── EXTRAIT À LIRE

Mon père était un homme de peu de mots. Je ne me souviens pas de l’avoir entendu rire, et, même en y pensant très, très fort, de l’avoir vu sourire. Il était un homme de son temps. Élevé avec sept autres frères, une maman qui tenait à elle seule un hôtel complet et un père qui ne rentrait du chantier que la fin de semaine, il avait quitté la maison à 15 ans pour découvrir le monde. Engagé comme serveur sur un transatlantique, il était devenu maître d’hôtel au bout de quelques années. Puis, il avait trouvé un sens à sa vie. Il avait changé de direction.
Mon père avait un air sérieux, des yeux songeurs, un front large. Il était grand et mince. Petite fille, j’aimais aller le voir assis à son bureau en train de lire, un crayon à mine rouge et une règle transparente à la main -- car mon père soulignait proprement les pensées qui l’interpelaient. Ayant hérité de sa bibliothèque, j’ai pu constater que souvent, il ne lisait que l’introduction et une soixantaine de pages de ces bouquins en français, en anglais, en allemand, et même en italien. Mon père était un homme très intelligent qui comprenait vite où un auteur voulait en venir… Je restais là, debout, parfois assez longtemps. On ne se parlait que rarement mais je crois que l’on se comprenait !
J’ai grandi. Je devais avoir 16 ans. Un après-midi d’été, mon père me dit : « Danièle, mets une belle robe, et viens, on va se promener. » Je n’ai pas posé de question. J’ai obéi, intriguée. J’ai choisi une robe à la mode… à l’époque. C’était -- d’après ma tante qui n’avait pu la vendre dans sa boutique et l’avait envoyée par la poste à ma mère – un modèle dernier cri : dans un tout nouveau tissu en nylon imprimé avec de grosses pivoines rouge foncé sur un fond blanc presque crème.
Mon père m’attendait dans l’entrée. Il me regarda descendre les escaliers. Une fois sur le trottoir, il me dit : « Prends mon bras. » Et sans un mot de plus, nous nous sommes promenés le long de la Grande Allée et de la rue Saint Louis à Québec. De temps en temps, je regardais notre réflexion dans les vitrines. Que je me sentais bien ! Presque de retour à la maison, le temps de traverser la rue, mon père me souffla : « Danièle, as-tu vu comme les gens nous regardaient ? Ils ont dû se demander ce qu’une si jolie fille faisait à mon bras. » Il ajouta, grave : « Tu es maintenant une jeune fille. Fais attention à toi. »

────
── LIGNES DE DONNÉES

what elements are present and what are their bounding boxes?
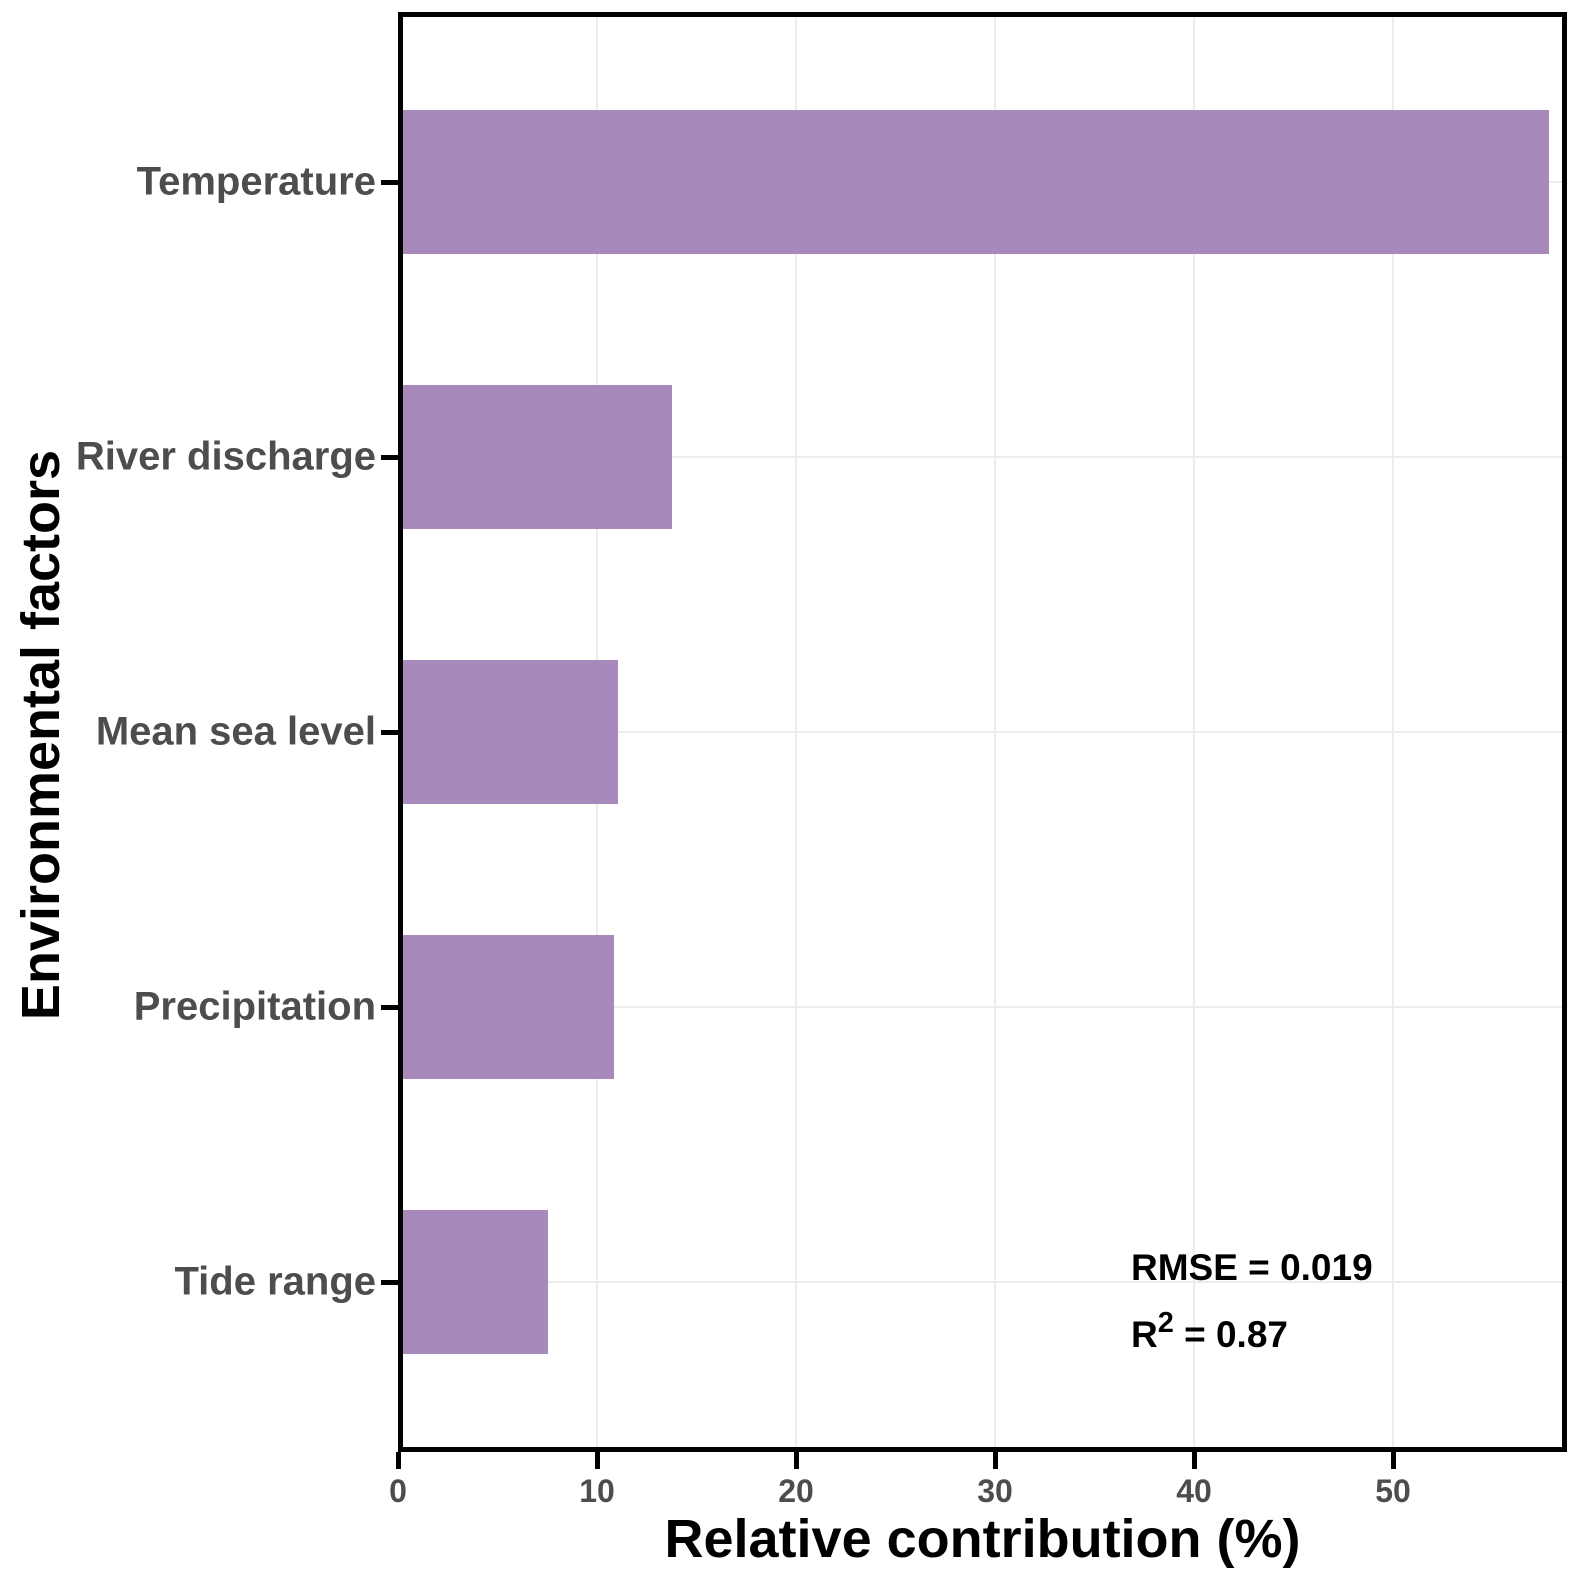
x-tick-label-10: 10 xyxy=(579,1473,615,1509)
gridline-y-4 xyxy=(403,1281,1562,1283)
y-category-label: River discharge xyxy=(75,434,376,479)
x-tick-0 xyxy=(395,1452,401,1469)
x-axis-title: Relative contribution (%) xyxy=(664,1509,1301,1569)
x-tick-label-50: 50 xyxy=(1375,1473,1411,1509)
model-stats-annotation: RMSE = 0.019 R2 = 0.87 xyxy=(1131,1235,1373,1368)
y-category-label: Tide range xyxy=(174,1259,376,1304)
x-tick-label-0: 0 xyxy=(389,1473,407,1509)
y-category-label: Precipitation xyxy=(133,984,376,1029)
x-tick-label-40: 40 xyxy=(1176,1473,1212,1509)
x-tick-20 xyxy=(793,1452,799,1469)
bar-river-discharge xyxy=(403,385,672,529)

────

CONSIGNES DE TRAVAIL:
1. Énumérez toutes les langues dans lesquelles étaient écrits les livres du père, selon l'extrait à lire.
2. Recopiez fidèlement tout ce qui, dans l'extrait à lire, va de « Mon père était un homme de » jusqu'à « changé de direction. ».

RÉPONSES AUX CONSIGNES:
1. Le français, l'anglais, l'allemand et l'italien.

2.
Mon père était un homme de peu de mots. Je ne me souviens pas de l’avoir entendu rire, et, même en y pensant très, très fort, de l’avoir vu sourire. Il était un homme de son temps. Élevé avec sept autres frères, une maman qui tenait à elle seule un hôtel complet et un père qui ne rentrait du chantier que la fin de semaine, il avait quitté la maison à 15 ans pour découvrir le monde. Engagé comme serveur sur un transatlantique, il était devenu maître d’hôtel au bout de quelques années. Puis, il avait trouvé un sens à sa vie. Il avait changé de direction.